Task prompt:
Could you copy every line from the material below in which "SFML" appears?

Data for the task:
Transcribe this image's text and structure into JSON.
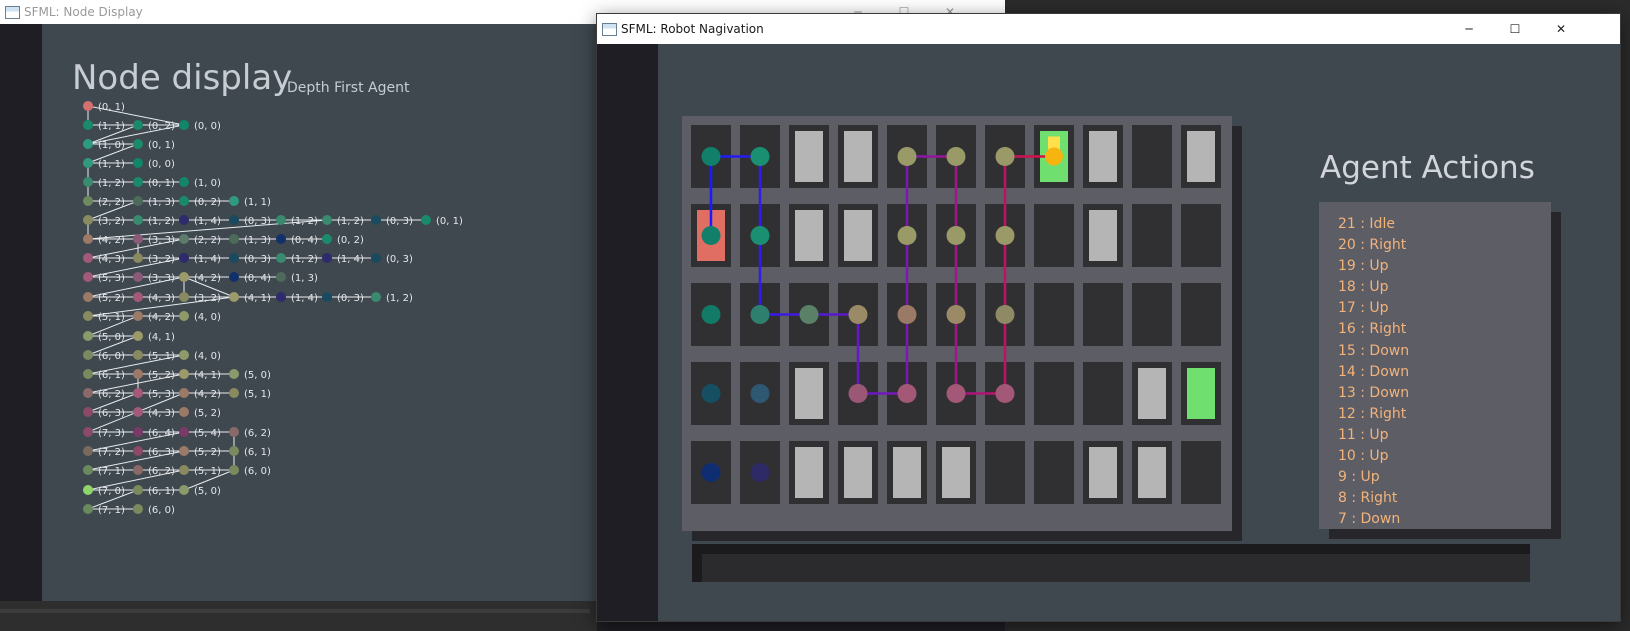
{
  "node_window": {
    "title": "SFML: Node Display",
    "controls": {
      "minimize": "─",
      "maximize": "☐",
      "close": "✕"
    },
    "heading": "Node display",
    "subheading": "Depth First Agent",
    "nodes": [
      {
        "label": "(0, 1)",
        "color": "#d4716e"
      },
      {
        "label": "(1, 1)",
        "color": "#1b8a6b"
      },
      {
        "label": "(0, 2)",
        "color": "#1b8a6b"
      },
      {
        "label": "(0, 0)",
        "color": "#12856a"
      },
      {
        "label": "(1, 0)",
        "color": "#2f9a7d"
      },
      {
        "label": "(0, 1)",
        "color": "#1b8a6b"
      },
      {
        "label": "(1, 1)",
        "color": "#2f9a7d"
      },
      {
        "label": "(0, 0)",
        "color": "#12856a"
      },
      {
        "label": "(1, 2)",
        "color": "#3a8a70"
      },
      {
        "label": "(0, 1)",
        "color": "#1b8a6b"
      },
      {
        "label": "(1, 0)",
        "color": "#12856a"
      },
      {
        "label": "(2, 2)",
        "color": "#6d8b5f"
      },
      {
        "label": "(1, 3)",
        "color": "#4d6b5a"
      },
      {
        "label": "(0, 2)",
        "color": "#1b8a6b"
      },
      {
        "label": "(1, 1)",
        "color": "#2f9a7d"
      },
      {
        "label": "(3, 2)",
        "color": "#8a8a60"
      },
      {
        "label": "(1, 2)",
        "color": "#3a8a70"
      },
      {
        "label": "(1, 4)",
        "color": "#2e2a6b"
      },
      {
        "label": "(0, 3)",
        "color": "#1a4a5e"
      },
      {
        "label": "(1, 2)",
        "color": "#3a8a70"
      },
      {
        "label": "(1, 2)",
        "color": "#3a8a70"
      },
      {
        "label": "(0, 3)",
        "color": "#1a4a5e"
      },
      {
        "label": "(0, 1)",
        "color": "#1b8a6b"
      },
      {
        "label": "(4, 2)",
        "color": "#9c7a68"
      },
      {
        "label": "(3, 3)",
        "color": "#8a5a78"
      },
      {
        "label": "(2, 2)",
        "color": "#5e7a6a"
      },
      {
        "label": "(1, 3)",
        "color": "#4d6b5a"
      },
      {
        "label": "(0, 4)",
        "color": "#12306a"
      },
      {
        "label": "(0, 2)",
        "color": "#1b8a6b"
      },
      {
        "label": "(4, 3)",
        "color": "#a25a78"
      },
      {
        "label": "(3, 2)",
        "color": "#8a8a60"
      },
      {
        "label": "(1, 4)",
        "color": "#2e2a6b"
      },
      {
        "label": "(0, 3)",
        "color": "#1a4a5e"
      },
      {
        "label": "(1, 2)",
        "color": "#3a8a70"
      },
      {
        "label": "(1, 4)",
        "color": "#2e2a6b"
      },
      {
        "label": "(0, 3)",
        "color": "#1a4a5e"
      },
      {
        "label": "(5, 3)",
        "color": "#a25a78"
      },
      {
        "label": "(3, 3)",
        "color": "#8a5a78"
      },
      {
        "label": "(4, 2)",
        "color": "#9c9a6a"
      },
      {
        "label": "(0, 4)",
        "color": "#12306a"
      },
      {
        "label": "(1, 3)",
        "color": "#4d6b5a"
      },
      {
        "label": "(5, 2)",
        "color": "#9c7a68"
      },
      {
        "label": "(4, 3)",
        "color": "#a25a78"
      },
      {
        "label": "(3, 2)",
        "color": "#8a8a60"
      },
      {
        "label": "(4, 1)",
        "color": "#9c9a6a"
      },
      {
        "label": "(1, 4)",
        "color": "#2e2a6b"
      },
      {
        "label": "(0, 3)",
        "color": "#1a4a5e"
      },
      {
        "label": "(1, 2)",
        "color": "#3a8a70"
      },
      {
        "label": "(5, 1)",
        "color": "#8a8a60"
      },
      {
        "label": "(4, 2)",
        "color": "#9c7a68"
      },
      {
        "label": "(4, 0)",
        "color": "#8f9a6a"
      },
      {
        "label": "(5, 0)",
        "color": "#8a9a6a"
      },
      {
        "label": "(4, 1)",
        "color": "#9c9a6a"
      },
      {
        "label": "(6, 0)",
        "color": "#7a8a5e"
      },
      {
        "label": "(5, 1)",
        "color": "#8a8a60"
      },
      {
        "label": "(4, 0)",
        "color": "#8f9a6a"
      },
      {
        "label": "(6, 1)",
        "color": "#7a8a5e"
      },
      {
        "label": "(5, 2)",
        "color": "#9c7a68"
      },
      {
        "label": "(4, 1)",
        "color": "#9c9a6a"
      },
      {
        "label": "(5, 0)",
        "color": "#8a9a6a"
      },
      {
        "label": "(6, 2)",
        "color": "#8a6a68"
      },
      {
        "label": "(5, 3)",
        "color": "#a25a78"
      },
      {
        "label": "(4, 2)",
        "color": "#9c7a68"
      },
      {
        "label": "(5, 1)",
        "color": "#8a8a60"
      },
      {
        "label": "(6, 3)",
        "color": "#8a4a68"
      },
      {
        "label": "(4, 3)",
        "color": "#a25a78"
      },
      {
        "label": "(5, 2)",
        "color": "#9c7a68"
      },
      {
        "label": "(7, 3)",
        "color": "#8a4a68"
      },
      {
        "label": "(6, 4)",
        "color": "#7a3a68"
      },
      {
        "label": "(5, 4)",
        "color": "#7a3a68"
      },
      {
        "label": "(6, 2)",
        "color": "#8a6a68"
      },
      {
        "label": "(7, 2)",
        "color": "#7a6a5e"
      },
      {
        "label": "(6, 3)",
        "color": "#8a4a68"
      },
      {
        "label": "(5, 2)",
        "color": "#9c7a68"
      },
      {
        "label": "(6, 1)",
        "color": "#7a8a5e"
      },
      {
        "label": "(7, 1)",
        "color": "#6a8a5e"
      },
      {
        "label": "(6, 2)",
        "color": "#8a6a68"
      },
      {
        "label": "(5, 1)",
        "color": "#8a8a60"
      },
      {
        "label": "(6, 0)",
        "color": "#7a8a5e"
      },
      {
        "label": "(7, 0)",
        "color": "#8fd66a"
      },
      {
        "label": "(6, 1)",
        "color": "#7a8a5e"
      },
      {
        "label": "(5, 0)",
        "color": "#8a9a6a"
      },
      {
        "label": "(7, 1)",
        "color": "#6a8a5e"
      },
      {
        "label": "(6, 0)",
        "color": "#7a8a5e"
      }
    ]
  },
  "robot_window": {
    "title": "SFML: Robot Nagivation",
    "controls": {
      "minimize": "─",
      "maximize": "☐",
      "close": "✕"
    },
    "grid": {
      "cols": 11,
      "rows": 5,
      "walls": [
        [
          2,
          0
        ],
        [
          3,
          0
        ],
        [
          8,
          0
        ],
        [
          10,
          0
        ],
        [
          2,
          1
        ],
        [
          3,
          1
        ],
        [
          8,
          1
        ],
        [
          2,
          3
        ],
        [
          9,
          3
        ],
        [
          2,
          4
        ],
        [
          3,
          4
        ],
        [
          4,
          4
        ],
        [
          5,
          4
        ],
        [
          8,
          4
        ],
        [
          9,
          4
        ]
      ],
      "start": [
        0,
        1
      ],
      "goals": [
        [
          7,
          0
        ],
        [
          10,
          3
        ]
      ],
      "agent": [
        7,
        0
      ],
      "visited": [
        {
          "cell": [
            0,
            0
          ],
          "color": "#127f6a"
        },
        {
          "cell": [
            1,
            0
          ],
          "color": "#1a8f72"
        },
        {
          "cell": [
            4,
            0
          ],
          "color": "#9a9a68"
        },
        {
          "cell": [
            5,
            0
          ],
          "color": "#9a9a68"
        },
        {
          "cell": [
            6,
            0
          ],
          "color": "#9a9a68"
        },
        {
          "cell": [
            0,
            1
          ],
          "color": "#127f6a"
        },
        {
          "cell": [
            1,
            1
          ],
          "color": "#1a8f72"
        },
        {
          "cell": [
            4,
            1
          ],
          "color": "#9a9a68"
        },
        {
          "cell": [
            5,
            1
          ],
          "color": "#9a9a68"
        },
        {
          "cell": [
            6,
            1
          ],
          "color": "#9a9a68"
        },
        {
          "cell": [
            0,
            2
          ],
          "color": "#127a66"
        },
        {
          "cell": [
            1,
            2
          ],
          "color": "#2f7f6f"
        },
        {
          "cell": [
            2,
            2
          ],
          "color": "#5a8068"
        },
        {
          "cell": [
            3,
            2
          ],
          "color": "#9a8a66"
        },
        {
          "cell": [
            4,
            2
          ],
          "color": "#9a7a66"
        },
        {
          "cell": [
            5,
            2
          ],
          "color": "#9a8a66"
        },
        {
          "cell": [
            6,
            2
          ],
          "color": "#8f8a66"
        },
        {
          "cell": [
            0,
            3
          ],
          "color": "#164e62"
        },
        {
          "cell": [
            1,
            3
          ],
          "color": "#2e5772"
        },
        {
          "cell": [
            3,
            3
          ],
          "color": "#9a5876"
        },
        {
          "cell": [
            4,
            3
          ],
          "color": "#a25876"
        },
        {
          "cell": [
            5,
            3
          ],
          "color": "#a25876"
        },
        {
          "cell": [
            6,
            3
          ],
          "color": "#a25876"
        },
        {
          "cell": [
            0,
            4
          ],
          "color": "#0f2e72"
        },
        {
          "cell": [
            1,
            4
          ],
          "color": "#2e2a66"
        }
      ],
      "path": [
        [
          0,
          1
        ],
        [
          0,
          0
        ],
        [
          1,
          0
        ],
        [
          1,
          2
        ],
        [
          3,
          2
        ],
        [
          3,
          3
        ],
        [
          4,
          3
        ],
        [
          4,
          0
        ],
        [
          5,
          0
        ],
        [
          5,
          3
        ],
        [
          6,
          3
        ],
        [
          6,
          0
        ],
        [
          7,
          0
        ]
      ]
    },
    "actions_title": "Agent Actions",
    "actions": [
      "21 : Idle",
      "20 : Right",
      "19 : Up",
      "18 : Up",
      "17 : Up",
      "16 : Right",
      "15 : Down",
      "14 : Down",
      "13 : Down",
      "12 : Right",
      "11 : Up",
      "10 : Up",
      "9 : Up",
      "8 : Right",
      "7 : Down"
    ],
    "colors": {
      "panel": "#5d5d66",
      "cell": "#303032",
      "wall": "#b5b5b5",
      "goal": "#6fdf6f",
      "start": "#e06e62",
      "agent": "#f5b40f",
      "action_text": "#f2b37a"
    }
  }
}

The completed task:
    "title": "SFML: Node Display",
    "title": "SFML: Robot Nagivation",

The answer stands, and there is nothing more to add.